(Data entries)
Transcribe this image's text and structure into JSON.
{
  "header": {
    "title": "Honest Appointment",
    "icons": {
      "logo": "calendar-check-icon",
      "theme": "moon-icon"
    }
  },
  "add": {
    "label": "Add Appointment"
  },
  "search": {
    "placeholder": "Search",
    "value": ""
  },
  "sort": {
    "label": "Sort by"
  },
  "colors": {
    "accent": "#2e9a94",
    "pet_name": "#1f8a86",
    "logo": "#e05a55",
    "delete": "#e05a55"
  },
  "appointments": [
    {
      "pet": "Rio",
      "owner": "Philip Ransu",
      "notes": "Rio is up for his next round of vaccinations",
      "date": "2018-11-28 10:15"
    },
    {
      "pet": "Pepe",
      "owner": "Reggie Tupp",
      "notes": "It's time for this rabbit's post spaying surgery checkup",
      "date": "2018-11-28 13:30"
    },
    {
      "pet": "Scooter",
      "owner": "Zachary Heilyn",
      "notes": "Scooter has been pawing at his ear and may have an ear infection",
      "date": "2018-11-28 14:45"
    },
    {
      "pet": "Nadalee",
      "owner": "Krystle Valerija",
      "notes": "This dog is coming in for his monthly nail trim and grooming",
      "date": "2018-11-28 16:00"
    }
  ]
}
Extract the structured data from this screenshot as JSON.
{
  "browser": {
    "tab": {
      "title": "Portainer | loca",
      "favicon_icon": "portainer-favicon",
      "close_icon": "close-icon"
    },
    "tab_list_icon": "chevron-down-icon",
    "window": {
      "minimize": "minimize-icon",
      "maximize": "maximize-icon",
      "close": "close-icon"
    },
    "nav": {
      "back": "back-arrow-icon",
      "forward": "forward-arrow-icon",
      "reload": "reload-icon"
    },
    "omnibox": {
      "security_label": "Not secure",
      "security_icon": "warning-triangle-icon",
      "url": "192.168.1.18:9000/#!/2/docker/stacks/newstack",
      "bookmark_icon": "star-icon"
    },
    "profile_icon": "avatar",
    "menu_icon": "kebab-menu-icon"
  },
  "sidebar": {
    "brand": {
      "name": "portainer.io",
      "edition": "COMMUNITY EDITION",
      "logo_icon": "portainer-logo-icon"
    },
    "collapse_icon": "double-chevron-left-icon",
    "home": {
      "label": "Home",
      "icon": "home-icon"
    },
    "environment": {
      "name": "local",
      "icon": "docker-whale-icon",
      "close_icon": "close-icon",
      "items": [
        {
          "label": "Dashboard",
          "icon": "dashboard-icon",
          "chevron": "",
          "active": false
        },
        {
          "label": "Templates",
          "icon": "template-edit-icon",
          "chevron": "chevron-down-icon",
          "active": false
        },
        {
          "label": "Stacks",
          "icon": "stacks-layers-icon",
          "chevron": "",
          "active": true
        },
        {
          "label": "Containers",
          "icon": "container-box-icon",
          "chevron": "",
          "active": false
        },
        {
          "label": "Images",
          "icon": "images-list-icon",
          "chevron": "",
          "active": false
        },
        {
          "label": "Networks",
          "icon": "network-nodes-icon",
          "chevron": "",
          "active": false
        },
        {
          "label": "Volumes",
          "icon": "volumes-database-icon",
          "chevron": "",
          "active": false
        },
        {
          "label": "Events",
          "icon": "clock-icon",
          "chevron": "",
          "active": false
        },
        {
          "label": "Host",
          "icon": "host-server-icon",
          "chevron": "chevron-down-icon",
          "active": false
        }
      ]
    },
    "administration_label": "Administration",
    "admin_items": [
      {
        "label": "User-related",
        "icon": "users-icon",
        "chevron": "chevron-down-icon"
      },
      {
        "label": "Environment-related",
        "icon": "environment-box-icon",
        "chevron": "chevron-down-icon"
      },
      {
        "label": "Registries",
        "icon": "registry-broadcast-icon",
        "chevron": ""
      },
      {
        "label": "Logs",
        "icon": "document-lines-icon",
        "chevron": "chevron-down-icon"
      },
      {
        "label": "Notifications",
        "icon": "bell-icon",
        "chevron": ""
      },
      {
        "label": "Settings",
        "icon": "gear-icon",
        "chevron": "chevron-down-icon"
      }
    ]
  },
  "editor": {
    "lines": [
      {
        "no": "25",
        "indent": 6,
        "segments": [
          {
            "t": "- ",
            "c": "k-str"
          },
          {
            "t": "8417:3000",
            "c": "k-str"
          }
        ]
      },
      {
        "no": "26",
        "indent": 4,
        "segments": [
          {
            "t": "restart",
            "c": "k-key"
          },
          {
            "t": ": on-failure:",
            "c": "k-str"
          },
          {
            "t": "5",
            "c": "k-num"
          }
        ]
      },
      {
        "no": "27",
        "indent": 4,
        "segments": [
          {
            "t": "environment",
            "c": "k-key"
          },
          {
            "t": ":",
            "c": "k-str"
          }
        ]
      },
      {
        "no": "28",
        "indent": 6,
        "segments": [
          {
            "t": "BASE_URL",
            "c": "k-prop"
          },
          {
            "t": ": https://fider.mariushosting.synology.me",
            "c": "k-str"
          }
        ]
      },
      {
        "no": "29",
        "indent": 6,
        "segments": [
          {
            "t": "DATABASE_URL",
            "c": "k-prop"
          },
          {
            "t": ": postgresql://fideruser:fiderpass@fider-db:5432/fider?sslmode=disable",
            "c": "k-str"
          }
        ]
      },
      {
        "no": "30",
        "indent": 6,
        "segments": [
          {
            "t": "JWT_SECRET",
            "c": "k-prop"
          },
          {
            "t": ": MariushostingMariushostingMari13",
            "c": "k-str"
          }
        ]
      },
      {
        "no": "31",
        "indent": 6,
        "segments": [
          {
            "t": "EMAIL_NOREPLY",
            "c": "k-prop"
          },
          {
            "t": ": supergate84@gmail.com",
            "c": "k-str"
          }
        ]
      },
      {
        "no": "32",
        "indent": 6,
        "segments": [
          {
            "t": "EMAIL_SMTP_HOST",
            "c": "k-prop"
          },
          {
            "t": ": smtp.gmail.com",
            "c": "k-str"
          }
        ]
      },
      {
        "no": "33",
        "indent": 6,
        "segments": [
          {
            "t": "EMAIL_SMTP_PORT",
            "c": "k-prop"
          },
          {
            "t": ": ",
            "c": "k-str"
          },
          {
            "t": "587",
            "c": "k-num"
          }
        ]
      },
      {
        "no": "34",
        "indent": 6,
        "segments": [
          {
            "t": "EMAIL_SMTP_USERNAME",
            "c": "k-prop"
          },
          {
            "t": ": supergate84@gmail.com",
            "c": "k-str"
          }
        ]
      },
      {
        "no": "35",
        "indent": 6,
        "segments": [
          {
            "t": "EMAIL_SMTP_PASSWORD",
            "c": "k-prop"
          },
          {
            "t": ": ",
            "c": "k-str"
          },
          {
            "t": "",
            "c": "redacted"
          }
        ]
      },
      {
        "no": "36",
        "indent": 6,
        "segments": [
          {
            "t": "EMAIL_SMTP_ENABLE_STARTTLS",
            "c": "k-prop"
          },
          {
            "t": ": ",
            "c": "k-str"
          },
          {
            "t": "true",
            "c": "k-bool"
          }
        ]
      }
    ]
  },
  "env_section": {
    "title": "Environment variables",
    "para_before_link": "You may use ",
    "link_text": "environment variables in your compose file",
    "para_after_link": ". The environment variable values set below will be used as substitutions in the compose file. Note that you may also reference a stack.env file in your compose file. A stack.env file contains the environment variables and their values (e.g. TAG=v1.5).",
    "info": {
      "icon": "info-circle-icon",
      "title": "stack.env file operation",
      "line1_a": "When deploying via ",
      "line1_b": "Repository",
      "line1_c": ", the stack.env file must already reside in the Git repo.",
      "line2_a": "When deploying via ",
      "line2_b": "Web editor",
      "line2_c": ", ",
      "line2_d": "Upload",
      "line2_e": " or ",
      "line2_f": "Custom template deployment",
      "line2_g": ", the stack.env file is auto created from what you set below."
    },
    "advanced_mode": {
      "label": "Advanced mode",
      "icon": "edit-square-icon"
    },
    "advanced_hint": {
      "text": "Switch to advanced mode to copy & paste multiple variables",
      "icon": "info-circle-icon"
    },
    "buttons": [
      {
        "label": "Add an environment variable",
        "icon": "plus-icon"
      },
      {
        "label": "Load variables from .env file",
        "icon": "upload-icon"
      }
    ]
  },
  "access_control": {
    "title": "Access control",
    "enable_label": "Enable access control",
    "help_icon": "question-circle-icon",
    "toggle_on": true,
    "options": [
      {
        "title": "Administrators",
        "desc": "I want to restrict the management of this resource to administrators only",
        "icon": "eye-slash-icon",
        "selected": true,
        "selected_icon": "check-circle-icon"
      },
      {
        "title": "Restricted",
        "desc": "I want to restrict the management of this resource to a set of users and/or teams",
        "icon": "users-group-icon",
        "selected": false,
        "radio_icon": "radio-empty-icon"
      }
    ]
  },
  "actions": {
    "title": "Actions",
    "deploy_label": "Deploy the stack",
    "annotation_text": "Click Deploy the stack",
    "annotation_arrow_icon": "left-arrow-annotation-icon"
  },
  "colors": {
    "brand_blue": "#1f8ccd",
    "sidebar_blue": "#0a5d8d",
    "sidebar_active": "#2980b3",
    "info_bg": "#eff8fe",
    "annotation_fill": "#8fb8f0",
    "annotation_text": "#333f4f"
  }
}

(AIM OF THE TASK) Using the records above, select and copy every line that has the word "deploying".

(EXERCISE RESPONSE)
      "line1_a": "When deploying via ",
      "line2_a": "When deploying via ",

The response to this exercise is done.